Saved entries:
+++

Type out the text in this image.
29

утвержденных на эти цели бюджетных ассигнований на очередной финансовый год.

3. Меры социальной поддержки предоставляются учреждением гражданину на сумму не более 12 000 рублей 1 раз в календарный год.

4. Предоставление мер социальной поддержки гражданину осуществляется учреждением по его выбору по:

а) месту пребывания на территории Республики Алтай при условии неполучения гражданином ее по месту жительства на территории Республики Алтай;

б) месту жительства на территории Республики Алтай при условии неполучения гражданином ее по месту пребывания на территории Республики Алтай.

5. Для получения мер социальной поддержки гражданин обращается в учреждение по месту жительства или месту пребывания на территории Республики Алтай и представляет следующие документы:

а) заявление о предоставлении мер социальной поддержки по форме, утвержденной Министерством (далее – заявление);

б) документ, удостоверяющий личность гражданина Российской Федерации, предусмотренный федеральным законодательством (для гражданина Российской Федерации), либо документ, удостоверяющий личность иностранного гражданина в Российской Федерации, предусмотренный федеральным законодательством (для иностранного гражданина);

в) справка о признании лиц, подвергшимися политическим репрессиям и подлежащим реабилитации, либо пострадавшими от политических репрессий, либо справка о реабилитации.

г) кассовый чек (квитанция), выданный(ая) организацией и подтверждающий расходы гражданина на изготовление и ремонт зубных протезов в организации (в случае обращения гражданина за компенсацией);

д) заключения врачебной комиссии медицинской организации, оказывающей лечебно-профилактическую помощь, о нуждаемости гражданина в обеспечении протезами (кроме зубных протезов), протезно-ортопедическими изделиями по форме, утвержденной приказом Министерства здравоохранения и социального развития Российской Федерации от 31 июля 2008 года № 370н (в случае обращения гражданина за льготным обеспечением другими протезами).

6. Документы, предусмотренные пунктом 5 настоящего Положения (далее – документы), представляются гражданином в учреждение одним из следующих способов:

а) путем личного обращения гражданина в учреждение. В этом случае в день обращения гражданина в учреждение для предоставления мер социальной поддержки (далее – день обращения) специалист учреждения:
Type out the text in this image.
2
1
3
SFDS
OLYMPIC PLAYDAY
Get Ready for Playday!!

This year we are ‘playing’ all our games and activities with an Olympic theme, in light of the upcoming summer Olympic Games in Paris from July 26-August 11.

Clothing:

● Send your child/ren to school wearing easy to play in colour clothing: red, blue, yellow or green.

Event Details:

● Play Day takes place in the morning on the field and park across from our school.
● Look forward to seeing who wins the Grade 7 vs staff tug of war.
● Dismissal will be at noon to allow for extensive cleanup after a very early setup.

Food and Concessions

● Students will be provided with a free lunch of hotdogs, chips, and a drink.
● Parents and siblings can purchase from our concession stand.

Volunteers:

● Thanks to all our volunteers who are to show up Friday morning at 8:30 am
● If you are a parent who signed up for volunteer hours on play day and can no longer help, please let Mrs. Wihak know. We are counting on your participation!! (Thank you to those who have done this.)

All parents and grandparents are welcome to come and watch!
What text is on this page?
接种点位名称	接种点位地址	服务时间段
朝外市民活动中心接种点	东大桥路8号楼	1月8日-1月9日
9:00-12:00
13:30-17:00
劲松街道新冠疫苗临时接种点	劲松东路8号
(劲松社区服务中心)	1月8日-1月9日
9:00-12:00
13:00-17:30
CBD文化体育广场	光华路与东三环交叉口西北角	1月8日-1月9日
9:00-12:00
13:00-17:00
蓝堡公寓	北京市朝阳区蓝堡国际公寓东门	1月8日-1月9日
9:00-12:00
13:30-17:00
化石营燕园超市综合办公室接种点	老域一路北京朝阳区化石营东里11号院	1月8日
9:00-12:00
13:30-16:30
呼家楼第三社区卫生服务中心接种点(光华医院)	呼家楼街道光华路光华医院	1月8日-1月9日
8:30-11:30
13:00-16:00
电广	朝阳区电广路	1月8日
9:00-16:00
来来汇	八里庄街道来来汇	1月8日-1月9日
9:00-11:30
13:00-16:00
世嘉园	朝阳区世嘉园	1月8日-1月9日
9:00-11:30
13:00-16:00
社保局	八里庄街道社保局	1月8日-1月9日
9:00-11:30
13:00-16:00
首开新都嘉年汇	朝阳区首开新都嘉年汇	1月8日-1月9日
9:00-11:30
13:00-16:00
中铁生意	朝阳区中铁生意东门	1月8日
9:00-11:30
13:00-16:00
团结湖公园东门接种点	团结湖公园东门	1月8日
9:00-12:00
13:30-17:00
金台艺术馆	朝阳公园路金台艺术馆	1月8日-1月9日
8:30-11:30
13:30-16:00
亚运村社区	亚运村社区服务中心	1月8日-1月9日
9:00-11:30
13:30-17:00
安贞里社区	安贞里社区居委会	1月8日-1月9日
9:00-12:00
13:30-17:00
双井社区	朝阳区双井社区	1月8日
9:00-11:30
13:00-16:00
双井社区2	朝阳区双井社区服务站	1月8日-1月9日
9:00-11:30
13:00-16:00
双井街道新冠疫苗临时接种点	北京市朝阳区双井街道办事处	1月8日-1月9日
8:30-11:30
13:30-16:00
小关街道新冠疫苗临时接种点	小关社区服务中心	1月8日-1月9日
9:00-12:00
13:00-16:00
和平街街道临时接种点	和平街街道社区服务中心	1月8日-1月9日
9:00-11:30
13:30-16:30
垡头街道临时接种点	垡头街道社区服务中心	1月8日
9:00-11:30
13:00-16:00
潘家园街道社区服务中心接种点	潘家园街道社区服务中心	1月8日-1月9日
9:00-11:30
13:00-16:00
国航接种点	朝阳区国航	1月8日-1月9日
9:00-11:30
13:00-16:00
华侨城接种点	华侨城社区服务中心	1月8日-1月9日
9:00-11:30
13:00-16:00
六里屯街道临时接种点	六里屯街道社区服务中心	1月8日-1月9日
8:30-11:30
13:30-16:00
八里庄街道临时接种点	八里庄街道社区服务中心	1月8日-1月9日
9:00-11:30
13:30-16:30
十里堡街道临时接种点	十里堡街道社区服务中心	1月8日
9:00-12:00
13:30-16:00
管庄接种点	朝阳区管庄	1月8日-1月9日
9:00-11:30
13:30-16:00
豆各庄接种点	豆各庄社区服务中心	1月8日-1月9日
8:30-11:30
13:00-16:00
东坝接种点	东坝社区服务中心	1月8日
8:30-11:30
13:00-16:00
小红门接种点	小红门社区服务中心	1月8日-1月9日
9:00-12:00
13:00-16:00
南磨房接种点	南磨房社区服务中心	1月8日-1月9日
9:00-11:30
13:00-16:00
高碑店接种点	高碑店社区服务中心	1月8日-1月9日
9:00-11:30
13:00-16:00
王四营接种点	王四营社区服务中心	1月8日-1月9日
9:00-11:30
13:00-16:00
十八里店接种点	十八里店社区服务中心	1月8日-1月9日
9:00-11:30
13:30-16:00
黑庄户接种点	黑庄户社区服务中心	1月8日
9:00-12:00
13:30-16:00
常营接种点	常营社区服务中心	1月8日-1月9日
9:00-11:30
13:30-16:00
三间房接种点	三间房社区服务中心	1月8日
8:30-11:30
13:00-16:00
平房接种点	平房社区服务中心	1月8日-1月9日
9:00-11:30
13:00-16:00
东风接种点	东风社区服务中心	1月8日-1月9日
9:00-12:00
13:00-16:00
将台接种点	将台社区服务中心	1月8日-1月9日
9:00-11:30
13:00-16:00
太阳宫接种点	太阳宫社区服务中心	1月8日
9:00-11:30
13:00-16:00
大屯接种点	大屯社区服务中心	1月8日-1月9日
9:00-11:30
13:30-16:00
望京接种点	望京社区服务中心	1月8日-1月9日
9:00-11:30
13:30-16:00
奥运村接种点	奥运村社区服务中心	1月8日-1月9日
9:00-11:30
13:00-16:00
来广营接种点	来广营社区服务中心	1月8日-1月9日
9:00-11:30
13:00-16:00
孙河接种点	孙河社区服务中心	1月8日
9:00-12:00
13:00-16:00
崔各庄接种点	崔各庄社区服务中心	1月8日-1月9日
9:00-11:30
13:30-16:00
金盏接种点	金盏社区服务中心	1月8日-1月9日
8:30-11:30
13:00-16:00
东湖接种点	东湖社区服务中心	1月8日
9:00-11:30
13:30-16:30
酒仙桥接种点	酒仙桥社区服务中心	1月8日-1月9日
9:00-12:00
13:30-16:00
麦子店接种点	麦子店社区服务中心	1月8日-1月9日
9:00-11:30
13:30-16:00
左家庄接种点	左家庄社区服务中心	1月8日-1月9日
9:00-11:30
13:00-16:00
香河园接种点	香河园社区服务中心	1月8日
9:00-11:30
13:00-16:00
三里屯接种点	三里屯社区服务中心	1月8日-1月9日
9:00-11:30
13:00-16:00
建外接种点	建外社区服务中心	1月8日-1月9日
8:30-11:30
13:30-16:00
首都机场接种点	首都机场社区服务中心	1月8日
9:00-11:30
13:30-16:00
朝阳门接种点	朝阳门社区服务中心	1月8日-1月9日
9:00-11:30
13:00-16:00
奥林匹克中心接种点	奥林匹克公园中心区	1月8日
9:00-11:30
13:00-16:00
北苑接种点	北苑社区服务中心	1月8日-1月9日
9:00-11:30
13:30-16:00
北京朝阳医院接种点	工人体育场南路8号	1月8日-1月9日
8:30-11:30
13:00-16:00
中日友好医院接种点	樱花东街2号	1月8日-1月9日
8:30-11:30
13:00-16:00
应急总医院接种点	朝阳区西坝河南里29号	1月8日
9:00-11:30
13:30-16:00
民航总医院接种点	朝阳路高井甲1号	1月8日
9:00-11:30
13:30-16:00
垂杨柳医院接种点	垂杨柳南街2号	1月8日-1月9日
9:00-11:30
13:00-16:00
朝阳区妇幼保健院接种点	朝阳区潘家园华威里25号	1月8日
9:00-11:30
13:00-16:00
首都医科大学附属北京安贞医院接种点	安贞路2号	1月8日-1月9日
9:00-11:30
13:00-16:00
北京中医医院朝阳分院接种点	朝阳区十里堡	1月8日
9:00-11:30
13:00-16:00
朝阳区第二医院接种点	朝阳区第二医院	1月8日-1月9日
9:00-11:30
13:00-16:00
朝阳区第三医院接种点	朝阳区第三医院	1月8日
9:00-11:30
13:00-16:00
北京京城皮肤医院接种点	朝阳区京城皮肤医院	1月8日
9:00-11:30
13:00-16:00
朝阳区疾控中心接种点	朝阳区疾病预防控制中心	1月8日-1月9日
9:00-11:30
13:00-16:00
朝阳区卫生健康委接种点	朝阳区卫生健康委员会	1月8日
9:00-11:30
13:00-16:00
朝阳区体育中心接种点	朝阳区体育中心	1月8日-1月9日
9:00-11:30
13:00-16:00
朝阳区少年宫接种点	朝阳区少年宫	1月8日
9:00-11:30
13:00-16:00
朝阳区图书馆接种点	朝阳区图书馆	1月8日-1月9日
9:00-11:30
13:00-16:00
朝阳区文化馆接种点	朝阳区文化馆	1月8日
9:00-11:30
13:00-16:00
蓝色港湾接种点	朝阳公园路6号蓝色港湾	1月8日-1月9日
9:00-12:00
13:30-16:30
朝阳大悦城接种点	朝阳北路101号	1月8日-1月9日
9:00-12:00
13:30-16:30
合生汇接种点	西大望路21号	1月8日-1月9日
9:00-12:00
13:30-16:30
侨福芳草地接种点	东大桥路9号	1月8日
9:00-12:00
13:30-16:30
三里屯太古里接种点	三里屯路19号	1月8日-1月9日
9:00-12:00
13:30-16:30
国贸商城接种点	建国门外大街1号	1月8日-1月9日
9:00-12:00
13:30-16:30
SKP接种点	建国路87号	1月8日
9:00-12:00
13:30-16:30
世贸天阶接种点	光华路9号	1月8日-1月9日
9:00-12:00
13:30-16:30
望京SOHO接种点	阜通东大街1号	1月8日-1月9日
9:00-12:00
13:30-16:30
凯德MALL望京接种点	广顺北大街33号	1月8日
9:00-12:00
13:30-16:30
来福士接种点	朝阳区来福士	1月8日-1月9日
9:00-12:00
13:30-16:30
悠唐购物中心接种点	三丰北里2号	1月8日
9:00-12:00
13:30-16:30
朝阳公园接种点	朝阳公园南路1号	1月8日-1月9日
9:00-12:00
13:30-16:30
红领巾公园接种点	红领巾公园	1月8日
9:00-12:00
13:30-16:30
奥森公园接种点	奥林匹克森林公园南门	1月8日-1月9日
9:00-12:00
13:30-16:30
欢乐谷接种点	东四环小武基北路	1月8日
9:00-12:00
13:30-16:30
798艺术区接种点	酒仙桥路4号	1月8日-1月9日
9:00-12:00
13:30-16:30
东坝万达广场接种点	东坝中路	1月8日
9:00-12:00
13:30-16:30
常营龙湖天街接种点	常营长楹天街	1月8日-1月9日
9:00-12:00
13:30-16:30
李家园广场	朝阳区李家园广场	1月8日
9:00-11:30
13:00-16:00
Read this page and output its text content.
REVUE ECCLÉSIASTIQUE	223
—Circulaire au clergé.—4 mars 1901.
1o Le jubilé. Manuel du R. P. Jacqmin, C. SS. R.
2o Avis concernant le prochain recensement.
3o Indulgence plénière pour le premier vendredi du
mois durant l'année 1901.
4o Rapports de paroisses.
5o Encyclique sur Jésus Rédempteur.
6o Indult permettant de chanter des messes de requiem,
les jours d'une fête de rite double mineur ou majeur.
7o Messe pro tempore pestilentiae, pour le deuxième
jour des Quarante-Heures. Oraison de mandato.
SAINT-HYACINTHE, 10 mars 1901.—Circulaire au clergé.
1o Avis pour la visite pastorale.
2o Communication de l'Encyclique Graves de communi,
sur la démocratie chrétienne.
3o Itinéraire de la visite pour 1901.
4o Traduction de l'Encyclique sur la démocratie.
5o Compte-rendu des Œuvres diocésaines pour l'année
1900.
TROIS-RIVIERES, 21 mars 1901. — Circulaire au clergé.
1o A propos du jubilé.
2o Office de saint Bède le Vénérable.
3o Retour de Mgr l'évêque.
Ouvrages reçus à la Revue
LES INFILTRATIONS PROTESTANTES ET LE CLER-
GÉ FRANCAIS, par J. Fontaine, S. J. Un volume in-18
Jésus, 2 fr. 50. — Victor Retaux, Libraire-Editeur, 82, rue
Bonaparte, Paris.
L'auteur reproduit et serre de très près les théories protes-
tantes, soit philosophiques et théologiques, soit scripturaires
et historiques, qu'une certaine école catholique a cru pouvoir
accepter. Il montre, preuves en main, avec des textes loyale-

+++

* Required work *
Tally up the lines holding the string "Jésus" in this listing, and report the total alone.

* Exercise solution *
2